*Data supplied:*
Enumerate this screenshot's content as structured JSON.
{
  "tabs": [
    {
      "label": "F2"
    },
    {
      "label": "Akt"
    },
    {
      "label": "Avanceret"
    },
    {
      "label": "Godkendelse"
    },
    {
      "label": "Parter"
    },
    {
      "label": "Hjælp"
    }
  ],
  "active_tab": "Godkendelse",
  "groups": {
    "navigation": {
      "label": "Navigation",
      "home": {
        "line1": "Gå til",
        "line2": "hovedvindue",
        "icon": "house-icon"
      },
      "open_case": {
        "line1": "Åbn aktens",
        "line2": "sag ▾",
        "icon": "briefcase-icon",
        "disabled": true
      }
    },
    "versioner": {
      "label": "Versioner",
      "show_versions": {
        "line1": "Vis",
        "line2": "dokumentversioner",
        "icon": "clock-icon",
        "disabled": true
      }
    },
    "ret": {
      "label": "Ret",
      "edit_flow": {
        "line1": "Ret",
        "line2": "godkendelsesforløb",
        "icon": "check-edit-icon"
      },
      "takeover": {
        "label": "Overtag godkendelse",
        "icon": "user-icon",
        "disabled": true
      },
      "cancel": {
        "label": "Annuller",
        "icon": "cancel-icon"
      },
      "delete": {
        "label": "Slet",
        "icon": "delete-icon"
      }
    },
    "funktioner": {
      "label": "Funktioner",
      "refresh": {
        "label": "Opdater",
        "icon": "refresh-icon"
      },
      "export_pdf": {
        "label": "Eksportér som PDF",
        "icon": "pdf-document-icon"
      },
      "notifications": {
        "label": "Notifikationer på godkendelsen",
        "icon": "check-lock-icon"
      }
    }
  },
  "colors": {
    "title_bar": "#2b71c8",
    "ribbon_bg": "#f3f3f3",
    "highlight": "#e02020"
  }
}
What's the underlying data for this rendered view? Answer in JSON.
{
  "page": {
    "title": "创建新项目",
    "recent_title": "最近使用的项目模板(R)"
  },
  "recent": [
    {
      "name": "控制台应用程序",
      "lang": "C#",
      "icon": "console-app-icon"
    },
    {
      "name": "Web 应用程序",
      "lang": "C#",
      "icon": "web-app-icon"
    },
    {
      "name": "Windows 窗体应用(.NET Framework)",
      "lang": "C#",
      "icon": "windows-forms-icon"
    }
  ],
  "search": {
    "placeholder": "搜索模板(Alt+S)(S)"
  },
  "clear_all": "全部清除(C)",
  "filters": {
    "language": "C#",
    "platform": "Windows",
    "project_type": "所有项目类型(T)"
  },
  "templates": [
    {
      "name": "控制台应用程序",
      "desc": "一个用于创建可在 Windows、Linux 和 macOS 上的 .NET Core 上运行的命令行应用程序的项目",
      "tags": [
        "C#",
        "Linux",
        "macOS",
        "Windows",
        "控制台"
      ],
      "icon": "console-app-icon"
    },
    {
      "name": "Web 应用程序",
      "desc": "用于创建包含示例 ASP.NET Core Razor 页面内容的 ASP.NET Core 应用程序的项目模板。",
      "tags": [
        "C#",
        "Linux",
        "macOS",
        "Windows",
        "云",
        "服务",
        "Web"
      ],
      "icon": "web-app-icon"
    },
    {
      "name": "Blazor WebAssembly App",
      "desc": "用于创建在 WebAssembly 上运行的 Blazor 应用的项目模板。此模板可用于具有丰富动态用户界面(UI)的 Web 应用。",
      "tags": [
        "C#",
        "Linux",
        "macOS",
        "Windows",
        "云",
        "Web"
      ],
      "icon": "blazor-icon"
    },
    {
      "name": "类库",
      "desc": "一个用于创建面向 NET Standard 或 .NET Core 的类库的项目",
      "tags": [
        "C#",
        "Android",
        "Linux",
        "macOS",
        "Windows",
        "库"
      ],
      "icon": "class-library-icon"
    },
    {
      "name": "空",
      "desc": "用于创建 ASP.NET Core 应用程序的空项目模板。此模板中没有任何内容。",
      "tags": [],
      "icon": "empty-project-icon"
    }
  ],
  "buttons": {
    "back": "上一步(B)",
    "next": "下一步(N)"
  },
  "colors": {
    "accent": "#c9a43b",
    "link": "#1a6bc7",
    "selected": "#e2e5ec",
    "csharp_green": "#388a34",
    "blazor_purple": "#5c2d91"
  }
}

*Work to do:*
Starting at the line that contains "What's the underlying", quote each remaining line of the entries above, unchanged.

*Full answer:*
What's the underlying data for this rendered view? Answer in JSON.
{
  "page": {
    "title": "创建新项目",
    "recent_title": "最近使用的项目模板(R)"
  },
  "recent": [
    {
      "name": "控制台应用程序",
      "lang": "C#",
      "icon": "console-app-icon"
    },
    {
      "name": "Web 应用程序",
      "lang": "C#",
      "icon": "web-app-icon"
    },
    {
      "name": "Windows 窗体应用(.NET Framework)",
      "lang": "C#",
      "icon": "windows-forms-icon"
    }
  ],
  "search": {
    "placeholder": "搜索模板(Alt+S)(S)"
  },
  "clear_all": "全部清除(C)",
  "filters": {
    "language": "C#",
    "platform": "Windows",
    "project_type": "所有项目类型(T)"
  },
  "templates": [
    {
      "name": "控制台应用程序",
      "desc": "一个用于创建可在 Windows、Linux 和 macOS 上的 .NET Core 上运行的命令行应用程序的项目",
      "tags": [
        "C#",
        "Linux",
        "macOS",
        "Windows",
        "控制台"
      ],
      "icon": "console-app-icon"
    },
    {
      "name": "Web 应用程序",
      "desc": "用于创建包含示例 ASP.NET Core Razor 页面内容的 ASP.NET Core 应用程序的项目模板。",
      "tags": [
        "C#",
        "Linux",
        "macOS",
        "Windows",
        "云",
        "服务",
        "Web"
      ],
      "icon": "web-app-icon"
    },
    {
      "name": "Blazor WebAssembly App",
      "desc": "用于创建在 WebAssembly 上运行的 Blazor 应用的项目模板。此模板可用于具有丰富动态用户界面(UI)的 Web 应用。",
      "tags": [
        "C#",
        "Linux",
        "macOS",
        "Windows",
        "云",
        "Web"
      ],
      "icon": "blazor-icon"
    },
    {
      "name": "类库",
      "desc": "一个用于创建面向 NET Standard 或 .NET Core 的类库的项目",
      "tags": [
        "C#",
        "Android",
        "Linux",
        "macOS",
        "Windows",
        "库"
      ],
      "icon": "class-library-icon"
    },
    {
      "name": "空",
      "desc": "用于创建 ASP.NET Core 应用程序的空项目模板。此模板中没有任何内容。",
      "tags": [],
      "icon": "empty-project-icon"
    }
  ],
  "buttons": {
    "back": "上一步(B)",
    "next": "下一步(N)"
  },
  "colors": {
    "accent": "#c9a43b",
    "link": "#1a6bc7",
    "selected": "#e2e5ec",
    "csharp_green": "#388a34",
    "blazor_purple": "#5c2d91"
  }
}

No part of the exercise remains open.